Scan the material that follows. Copy every line containing the word "PM₁₀".
---+---
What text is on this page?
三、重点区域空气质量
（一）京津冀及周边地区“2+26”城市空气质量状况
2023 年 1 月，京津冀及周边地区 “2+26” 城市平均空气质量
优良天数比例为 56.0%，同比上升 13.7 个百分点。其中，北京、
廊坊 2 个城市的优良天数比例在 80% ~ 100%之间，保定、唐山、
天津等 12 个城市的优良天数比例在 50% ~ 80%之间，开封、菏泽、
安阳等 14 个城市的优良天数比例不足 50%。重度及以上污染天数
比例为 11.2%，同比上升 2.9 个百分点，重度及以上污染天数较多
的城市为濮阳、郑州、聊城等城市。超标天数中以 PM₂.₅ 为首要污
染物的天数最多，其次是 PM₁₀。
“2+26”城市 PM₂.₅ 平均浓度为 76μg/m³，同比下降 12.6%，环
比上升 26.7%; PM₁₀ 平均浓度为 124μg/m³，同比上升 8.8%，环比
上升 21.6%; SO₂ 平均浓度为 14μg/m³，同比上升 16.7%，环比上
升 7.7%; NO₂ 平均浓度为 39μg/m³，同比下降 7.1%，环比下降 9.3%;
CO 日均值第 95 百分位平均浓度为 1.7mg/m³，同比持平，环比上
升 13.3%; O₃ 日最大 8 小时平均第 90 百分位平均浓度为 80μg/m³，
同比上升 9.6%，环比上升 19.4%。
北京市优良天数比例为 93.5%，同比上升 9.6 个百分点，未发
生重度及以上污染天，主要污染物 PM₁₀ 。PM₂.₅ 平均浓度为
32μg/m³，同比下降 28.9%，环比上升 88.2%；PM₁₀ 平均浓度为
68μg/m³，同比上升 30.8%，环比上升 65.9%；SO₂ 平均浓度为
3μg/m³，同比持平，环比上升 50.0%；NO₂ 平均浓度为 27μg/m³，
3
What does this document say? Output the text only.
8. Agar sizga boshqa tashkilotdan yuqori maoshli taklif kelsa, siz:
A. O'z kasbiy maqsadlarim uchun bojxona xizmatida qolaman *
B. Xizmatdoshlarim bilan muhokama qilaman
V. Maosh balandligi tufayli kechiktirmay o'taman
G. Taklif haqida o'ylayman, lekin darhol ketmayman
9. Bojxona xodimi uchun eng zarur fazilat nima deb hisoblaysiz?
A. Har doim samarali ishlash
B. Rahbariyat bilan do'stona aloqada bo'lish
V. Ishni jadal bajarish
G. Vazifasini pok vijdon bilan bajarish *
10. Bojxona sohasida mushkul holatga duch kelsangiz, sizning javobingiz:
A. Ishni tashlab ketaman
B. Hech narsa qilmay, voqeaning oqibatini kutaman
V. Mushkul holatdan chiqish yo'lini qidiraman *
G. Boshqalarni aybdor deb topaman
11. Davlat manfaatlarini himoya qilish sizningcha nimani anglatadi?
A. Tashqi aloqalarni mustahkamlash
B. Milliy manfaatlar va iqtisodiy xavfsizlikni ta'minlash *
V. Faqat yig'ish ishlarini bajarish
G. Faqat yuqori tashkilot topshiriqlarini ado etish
---+---
• _Solution to this exercise_
染物的天数最多，其次是 PM₁₀。
比上升 26.7%; PM₁₀ 平均浓度为 124μg/m³，同比上升 8.8%，环比
生重度及以上污染天，主要污染物 PM₁₀ 。PM₂.₅ 平均浓度为
32μg/m³，同比下降 28.9%，环比上升 88.2%；PM₁₀ 平均浓度为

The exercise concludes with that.